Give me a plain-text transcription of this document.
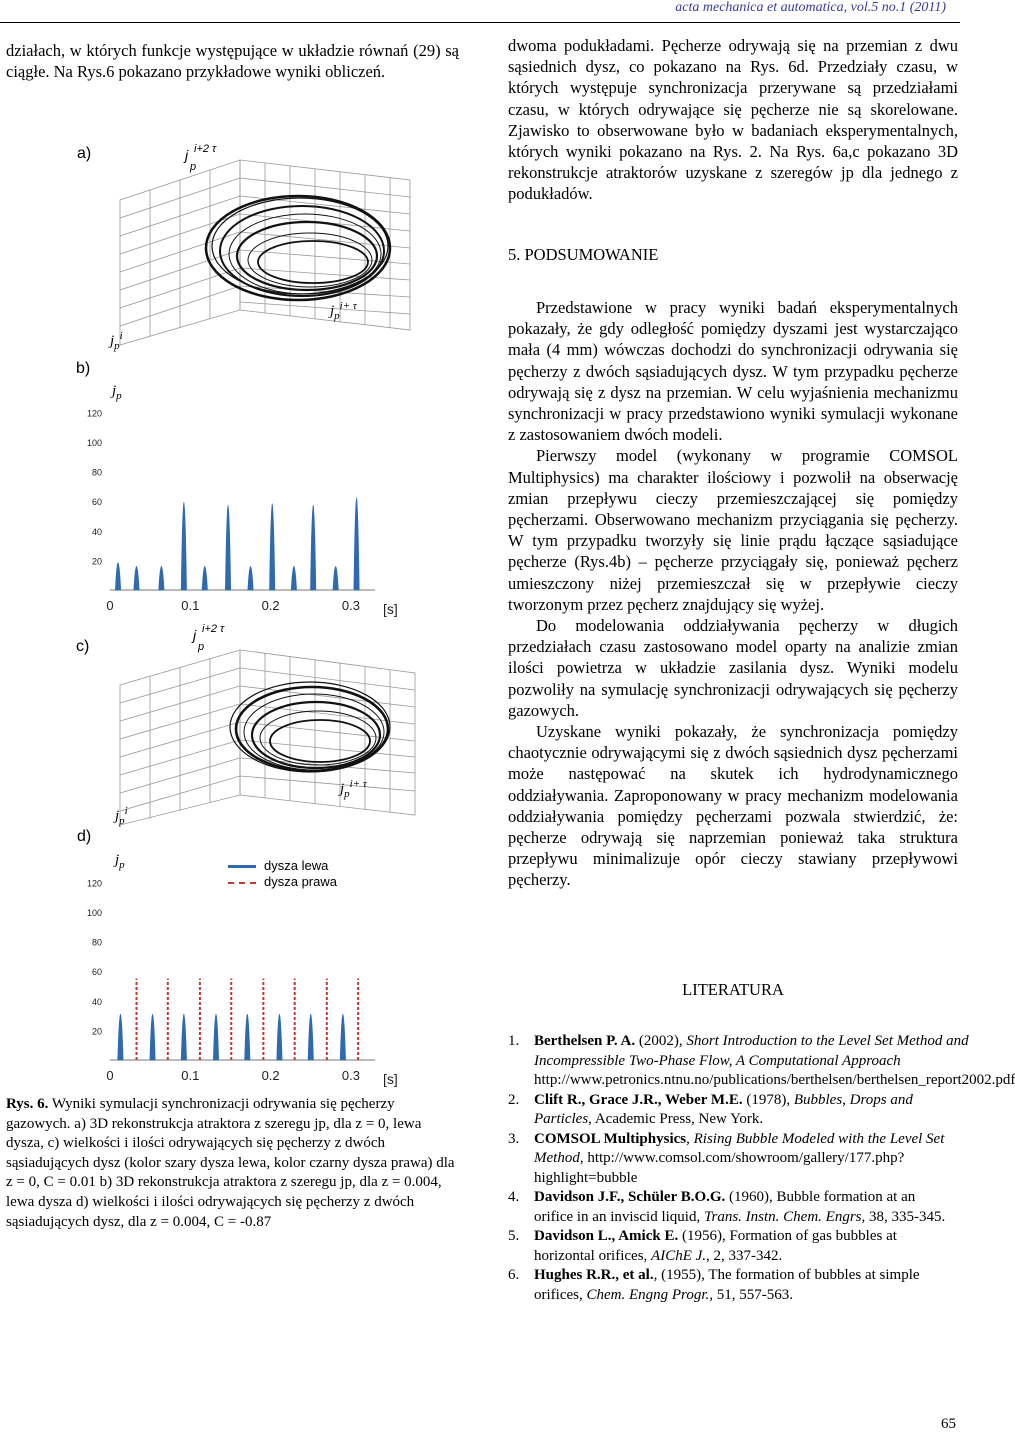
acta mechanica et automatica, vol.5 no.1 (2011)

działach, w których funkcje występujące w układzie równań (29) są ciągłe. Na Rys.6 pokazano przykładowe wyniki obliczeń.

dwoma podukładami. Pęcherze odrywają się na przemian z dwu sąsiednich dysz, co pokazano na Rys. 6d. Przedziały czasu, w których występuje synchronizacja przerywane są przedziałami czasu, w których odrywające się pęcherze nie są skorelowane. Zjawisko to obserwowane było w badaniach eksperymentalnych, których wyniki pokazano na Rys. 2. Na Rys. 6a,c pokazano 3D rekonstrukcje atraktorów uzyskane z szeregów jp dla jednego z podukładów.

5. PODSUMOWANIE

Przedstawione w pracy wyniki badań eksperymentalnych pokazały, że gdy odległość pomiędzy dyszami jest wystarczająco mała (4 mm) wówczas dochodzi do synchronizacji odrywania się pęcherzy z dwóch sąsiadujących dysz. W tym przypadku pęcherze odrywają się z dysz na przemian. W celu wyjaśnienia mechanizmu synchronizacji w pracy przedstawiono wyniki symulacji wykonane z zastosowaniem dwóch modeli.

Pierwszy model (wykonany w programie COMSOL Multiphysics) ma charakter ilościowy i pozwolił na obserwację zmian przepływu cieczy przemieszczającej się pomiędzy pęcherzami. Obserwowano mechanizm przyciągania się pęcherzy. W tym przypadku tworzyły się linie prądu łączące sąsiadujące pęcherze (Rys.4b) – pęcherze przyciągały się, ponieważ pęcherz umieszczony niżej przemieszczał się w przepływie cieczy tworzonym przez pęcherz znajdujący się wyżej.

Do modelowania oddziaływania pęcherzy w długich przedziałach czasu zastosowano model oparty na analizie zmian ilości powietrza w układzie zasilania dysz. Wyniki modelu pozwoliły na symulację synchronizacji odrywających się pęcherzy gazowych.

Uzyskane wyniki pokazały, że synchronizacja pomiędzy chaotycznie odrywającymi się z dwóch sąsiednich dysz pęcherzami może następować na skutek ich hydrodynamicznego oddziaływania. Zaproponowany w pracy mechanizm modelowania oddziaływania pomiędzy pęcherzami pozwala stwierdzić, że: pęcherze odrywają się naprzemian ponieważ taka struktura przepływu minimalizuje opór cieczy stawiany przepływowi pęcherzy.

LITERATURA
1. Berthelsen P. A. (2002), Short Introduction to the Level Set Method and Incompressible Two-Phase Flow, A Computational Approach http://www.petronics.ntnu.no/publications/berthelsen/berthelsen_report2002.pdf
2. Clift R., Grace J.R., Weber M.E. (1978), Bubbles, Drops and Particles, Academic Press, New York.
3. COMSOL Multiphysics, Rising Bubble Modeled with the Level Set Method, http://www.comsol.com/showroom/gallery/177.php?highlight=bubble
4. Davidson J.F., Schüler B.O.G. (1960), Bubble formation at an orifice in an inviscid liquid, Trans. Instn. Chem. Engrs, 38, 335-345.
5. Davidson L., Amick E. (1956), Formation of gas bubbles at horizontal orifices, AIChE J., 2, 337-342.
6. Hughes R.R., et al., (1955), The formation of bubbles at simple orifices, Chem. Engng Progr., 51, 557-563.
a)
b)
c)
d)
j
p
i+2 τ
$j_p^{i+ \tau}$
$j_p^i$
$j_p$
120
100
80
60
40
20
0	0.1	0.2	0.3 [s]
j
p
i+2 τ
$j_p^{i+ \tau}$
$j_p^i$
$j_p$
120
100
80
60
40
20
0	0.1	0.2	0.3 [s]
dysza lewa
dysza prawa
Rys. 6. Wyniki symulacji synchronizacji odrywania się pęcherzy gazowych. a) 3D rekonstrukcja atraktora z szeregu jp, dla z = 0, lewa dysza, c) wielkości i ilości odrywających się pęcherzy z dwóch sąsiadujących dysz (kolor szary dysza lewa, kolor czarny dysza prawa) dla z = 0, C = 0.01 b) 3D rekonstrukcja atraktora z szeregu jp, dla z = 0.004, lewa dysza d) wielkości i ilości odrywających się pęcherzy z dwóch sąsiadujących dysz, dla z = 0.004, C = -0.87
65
━━━━━━
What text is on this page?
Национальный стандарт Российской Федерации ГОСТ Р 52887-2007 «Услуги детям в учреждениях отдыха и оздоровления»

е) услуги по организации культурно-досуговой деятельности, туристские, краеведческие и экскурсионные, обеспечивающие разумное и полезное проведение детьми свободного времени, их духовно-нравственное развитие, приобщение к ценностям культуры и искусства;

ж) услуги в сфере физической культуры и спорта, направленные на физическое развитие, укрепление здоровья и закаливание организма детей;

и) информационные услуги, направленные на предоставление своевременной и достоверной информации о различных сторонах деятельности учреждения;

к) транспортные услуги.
━━━━━━
Written instruction
Copy every line that includes the string "культуры" from the material above.

Full output
е) услуги по организации культурно-досуговой деятельности, туристские, краеведческие и экскурсионные, обеспечивающие разумное и полезное проведение детьми свободного времени, их духовно-нравственное развитие, приобщение к ценностям культуры и искусства;
ж) услуги в сфере физической культуры и спорта, направленные на физическое развитие, укрепление здоровья и закаливание организма детей;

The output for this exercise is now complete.